• _Given problem_
Read through the entries below and return each line with the word "outlet".

──────── Input records ────────

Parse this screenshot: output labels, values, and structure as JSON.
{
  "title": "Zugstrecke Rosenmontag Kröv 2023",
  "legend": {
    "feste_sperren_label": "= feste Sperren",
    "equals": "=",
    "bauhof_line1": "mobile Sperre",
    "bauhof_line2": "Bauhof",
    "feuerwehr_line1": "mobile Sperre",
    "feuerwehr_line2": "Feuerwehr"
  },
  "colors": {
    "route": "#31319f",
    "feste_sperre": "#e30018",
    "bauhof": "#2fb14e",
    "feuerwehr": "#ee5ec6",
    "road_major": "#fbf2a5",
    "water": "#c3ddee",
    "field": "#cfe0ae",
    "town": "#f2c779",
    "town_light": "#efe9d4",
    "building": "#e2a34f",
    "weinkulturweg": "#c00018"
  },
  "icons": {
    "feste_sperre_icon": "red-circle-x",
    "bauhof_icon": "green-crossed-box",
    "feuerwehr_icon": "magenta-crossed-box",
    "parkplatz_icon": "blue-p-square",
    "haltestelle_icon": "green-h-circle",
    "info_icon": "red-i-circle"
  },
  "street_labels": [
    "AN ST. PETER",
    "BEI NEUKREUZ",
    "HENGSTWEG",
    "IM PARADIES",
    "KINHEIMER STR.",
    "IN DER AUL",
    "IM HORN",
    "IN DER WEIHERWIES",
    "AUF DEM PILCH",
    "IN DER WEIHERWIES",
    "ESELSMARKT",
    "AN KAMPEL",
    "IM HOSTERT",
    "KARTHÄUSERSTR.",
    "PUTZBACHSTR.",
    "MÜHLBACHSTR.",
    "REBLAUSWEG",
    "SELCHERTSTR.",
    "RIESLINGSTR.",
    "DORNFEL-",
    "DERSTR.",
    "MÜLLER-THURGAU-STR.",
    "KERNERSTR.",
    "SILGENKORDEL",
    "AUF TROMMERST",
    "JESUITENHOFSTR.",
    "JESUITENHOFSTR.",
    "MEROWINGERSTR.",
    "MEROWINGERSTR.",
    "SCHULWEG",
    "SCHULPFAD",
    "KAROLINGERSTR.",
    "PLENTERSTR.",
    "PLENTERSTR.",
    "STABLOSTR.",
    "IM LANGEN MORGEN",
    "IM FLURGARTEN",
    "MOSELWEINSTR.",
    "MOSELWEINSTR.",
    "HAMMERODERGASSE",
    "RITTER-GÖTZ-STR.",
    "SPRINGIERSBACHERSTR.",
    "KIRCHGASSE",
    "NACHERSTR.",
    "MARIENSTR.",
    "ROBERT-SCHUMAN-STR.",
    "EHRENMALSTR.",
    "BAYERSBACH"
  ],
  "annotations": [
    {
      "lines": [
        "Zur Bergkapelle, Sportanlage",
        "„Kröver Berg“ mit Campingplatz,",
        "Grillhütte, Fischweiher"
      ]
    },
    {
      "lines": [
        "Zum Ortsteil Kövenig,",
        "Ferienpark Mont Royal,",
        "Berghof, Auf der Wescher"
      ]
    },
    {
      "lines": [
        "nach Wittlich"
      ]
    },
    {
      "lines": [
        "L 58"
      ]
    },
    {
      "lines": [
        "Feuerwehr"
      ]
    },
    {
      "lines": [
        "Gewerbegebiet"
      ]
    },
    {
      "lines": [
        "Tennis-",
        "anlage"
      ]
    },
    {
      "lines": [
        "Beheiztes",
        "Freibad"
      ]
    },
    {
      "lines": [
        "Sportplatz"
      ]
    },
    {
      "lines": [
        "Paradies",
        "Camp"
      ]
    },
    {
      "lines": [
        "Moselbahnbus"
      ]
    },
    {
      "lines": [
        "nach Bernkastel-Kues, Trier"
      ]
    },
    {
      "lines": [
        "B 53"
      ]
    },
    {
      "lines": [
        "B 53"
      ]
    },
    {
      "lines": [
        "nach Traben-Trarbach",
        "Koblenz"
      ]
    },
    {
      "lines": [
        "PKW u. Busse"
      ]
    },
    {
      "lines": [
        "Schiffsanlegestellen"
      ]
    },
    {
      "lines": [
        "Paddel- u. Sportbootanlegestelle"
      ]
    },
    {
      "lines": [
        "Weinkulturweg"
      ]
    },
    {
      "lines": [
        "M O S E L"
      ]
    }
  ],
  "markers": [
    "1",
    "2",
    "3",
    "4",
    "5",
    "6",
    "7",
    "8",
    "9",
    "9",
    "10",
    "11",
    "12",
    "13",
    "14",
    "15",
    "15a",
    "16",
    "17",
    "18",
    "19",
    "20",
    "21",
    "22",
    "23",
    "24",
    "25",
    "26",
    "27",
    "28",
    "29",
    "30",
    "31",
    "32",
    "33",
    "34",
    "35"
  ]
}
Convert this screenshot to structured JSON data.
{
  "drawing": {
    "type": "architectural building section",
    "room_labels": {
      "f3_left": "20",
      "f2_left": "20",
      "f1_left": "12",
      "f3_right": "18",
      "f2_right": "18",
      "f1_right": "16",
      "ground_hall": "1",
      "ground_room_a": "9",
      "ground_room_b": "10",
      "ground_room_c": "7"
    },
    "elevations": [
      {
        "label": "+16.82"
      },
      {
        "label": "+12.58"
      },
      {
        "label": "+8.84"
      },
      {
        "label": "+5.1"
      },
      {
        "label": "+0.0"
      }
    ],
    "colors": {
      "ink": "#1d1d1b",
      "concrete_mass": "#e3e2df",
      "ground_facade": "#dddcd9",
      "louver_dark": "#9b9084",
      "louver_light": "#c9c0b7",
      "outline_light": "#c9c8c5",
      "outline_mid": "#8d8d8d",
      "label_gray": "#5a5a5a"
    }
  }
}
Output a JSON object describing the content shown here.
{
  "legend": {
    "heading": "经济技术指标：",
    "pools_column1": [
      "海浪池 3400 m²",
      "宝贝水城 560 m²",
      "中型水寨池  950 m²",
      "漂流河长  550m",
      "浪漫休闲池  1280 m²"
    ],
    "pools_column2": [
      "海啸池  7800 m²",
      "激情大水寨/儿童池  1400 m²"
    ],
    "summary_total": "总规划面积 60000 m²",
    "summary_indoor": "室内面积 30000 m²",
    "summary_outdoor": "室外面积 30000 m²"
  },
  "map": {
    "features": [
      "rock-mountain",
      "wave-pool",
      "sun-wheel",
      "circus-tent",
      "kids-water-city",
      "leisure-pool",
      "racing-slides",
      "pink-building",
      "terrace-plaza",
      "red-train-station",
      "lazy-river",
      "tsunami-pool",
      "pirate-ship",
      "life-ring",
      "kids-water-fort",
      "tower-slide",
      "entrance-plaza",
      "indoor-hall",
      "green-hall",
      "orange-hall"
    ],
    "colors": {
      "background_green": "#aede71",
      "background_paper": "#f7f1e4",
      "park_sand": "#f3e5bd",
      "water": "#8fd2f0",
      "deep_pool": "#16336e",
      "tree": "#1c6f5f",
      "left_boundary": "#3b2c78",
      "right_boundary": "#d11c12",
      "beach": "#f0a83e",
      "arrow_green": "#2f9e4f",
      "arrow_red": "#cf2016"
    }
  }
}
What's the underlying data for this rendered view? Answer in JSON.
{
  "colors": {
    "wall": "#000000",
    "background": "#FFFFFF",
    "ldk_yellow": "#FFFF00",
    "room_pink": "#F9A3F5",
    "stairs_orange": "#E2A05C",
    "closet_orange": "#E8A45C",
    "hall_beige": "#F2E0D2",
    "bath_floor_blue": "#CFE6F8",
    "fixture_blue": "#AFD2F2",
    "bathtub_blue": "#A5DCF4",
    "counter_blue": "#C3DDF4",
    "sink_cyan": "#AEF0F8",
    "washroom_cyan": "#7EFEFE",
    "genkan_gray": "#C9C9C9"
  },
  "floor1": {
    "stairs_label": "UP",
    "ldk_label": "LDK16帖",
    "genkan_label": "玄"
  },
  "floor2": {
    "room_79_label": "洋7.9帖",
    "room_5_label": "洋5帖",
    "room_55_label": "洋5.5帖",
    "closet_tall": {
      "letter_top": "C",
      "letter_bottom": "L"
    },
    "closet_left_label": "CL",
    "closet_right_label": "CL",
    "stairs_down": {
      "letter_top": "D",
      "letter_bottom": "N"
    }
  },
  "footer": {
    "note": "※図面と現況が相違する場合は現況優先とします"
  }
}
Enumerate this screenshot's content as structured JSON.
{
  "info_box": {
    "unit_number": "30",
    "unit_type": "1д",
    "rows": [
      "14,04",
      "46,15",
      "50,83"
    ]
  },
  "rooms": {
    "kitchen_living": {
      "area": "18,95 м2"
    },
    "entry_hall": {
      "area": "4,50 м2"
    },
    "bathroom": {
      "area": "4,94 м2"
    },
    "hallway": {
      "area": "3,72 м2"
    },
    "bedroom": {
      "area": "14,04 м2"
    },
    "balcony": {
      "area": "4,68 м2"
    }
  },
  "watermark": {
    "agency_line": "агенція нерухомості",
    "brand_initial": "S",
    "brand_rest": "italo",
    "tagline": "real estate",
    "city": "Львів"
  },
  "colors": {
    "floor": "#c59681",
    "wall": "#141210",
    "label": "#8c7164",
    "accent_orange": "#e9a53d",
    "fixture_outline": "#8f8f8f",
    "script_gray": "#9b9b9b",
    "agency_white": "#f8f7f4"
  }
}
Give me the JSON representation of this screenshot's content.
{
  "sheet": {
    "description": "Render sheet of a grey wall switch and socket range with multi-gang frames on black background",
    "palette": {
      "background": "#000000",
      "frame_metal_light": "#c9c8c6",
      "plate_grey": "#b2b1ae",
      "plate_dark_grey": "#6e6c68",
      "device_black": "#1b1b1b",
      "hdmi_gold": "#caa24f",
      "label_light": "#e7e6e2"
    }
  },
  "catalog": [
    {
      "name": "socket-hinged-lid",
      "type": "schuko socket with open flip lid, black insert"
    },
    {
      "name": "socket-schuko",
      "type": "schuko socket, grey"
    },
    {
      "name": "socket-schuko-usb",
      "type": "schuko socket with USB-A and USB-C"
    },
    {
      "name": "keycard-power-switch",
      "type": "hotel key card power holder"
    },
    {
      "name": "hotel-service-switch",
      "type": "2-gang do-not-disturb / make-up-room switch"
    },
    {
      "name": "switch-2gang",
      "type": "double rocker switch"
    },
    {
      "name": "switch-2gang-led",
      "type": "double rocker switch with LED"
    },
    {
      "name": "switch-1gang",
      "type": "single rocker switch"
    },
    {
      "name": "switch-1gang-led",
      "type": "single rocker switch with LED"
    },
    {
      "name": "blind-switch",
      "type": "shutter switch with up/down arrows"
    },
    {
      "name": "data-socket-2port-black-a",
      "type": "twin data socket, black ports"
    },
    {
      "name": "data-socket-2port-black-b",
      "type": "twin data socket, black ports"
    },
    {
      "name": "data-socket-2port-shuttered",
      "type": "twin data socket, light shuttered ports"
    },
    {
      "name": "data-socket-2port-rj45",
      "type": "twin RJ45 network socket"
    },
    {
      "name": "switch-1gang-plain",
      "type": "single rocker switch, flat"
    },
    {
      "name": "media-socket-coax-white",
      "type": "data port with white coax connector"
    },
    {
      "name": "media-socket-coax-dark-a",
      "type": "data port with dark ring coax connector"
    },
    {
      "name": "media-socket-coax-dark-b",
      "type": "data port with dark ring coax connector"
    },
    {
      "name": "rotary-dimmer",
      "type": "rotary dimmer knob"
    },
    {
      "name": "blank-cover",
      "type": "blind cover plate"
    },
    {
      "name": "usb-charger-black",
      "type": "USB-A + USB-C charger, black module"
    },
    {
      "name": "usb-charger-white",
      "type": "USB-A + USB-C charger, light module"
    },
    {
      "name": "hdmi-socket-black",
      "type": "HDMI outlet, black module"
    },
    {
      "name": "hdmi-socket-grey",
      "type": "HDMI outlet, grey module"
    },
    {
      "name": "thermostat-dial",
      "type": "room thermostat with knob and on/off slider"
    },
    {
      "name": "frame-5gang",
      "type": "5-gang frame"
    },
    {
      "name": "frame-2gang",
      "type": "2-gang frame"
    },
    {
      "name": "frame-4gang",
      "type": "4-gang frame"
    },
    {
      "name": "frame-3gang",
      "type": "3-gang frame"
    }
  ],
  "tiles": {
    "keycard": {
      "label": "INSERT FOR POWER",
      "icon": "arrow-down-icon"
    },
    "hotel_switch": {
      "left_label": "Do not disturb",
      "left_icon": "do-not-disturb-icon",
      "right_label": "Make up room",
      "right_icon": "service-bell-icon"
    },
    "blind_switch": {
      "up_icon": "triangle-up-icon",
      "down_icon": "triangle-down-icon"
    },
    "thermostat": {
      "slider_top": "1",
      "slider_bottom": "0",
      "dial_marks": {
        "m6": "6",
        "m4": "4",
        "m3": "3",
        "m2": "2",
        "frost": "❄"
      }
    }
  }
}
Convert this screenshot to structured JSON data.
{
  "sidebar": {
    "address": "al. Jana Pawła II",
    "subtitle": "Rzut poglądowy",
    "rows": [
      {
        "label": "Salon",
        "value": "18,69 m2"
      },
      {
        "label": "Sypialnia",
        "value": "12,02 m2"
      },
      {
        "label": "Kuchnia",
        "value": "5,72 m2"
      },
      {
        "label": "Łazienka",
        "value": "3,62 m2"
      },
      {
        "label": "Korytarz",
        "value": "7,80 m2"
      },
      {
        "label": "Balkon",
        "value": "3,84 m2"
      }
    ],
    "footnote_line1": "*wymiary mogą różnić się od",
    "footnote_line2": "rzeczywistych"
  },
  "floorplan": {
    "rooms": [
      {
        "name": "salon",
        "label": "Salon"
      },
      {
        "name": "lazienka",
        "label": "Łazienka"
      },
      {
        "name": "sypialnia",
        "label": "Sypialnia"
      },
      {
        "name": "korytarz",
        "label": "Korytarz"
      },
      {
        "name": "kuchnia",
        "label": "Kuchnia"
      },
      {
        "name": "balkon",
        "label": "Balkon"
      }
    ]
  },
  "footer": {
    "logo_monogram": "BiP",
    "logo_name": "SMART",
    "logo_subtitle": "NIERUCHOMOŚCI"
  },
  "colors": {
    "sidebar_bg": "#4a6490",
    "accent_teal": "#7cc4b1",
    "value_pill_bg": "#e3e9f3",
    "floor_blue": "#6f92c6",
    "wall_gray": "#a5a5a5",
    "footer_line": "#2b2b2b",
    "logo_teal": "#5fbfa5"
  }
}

────────

• _Full answer_
      "type": "HDMI outlet, black module"
      "type": "HDMI outlet, grey module"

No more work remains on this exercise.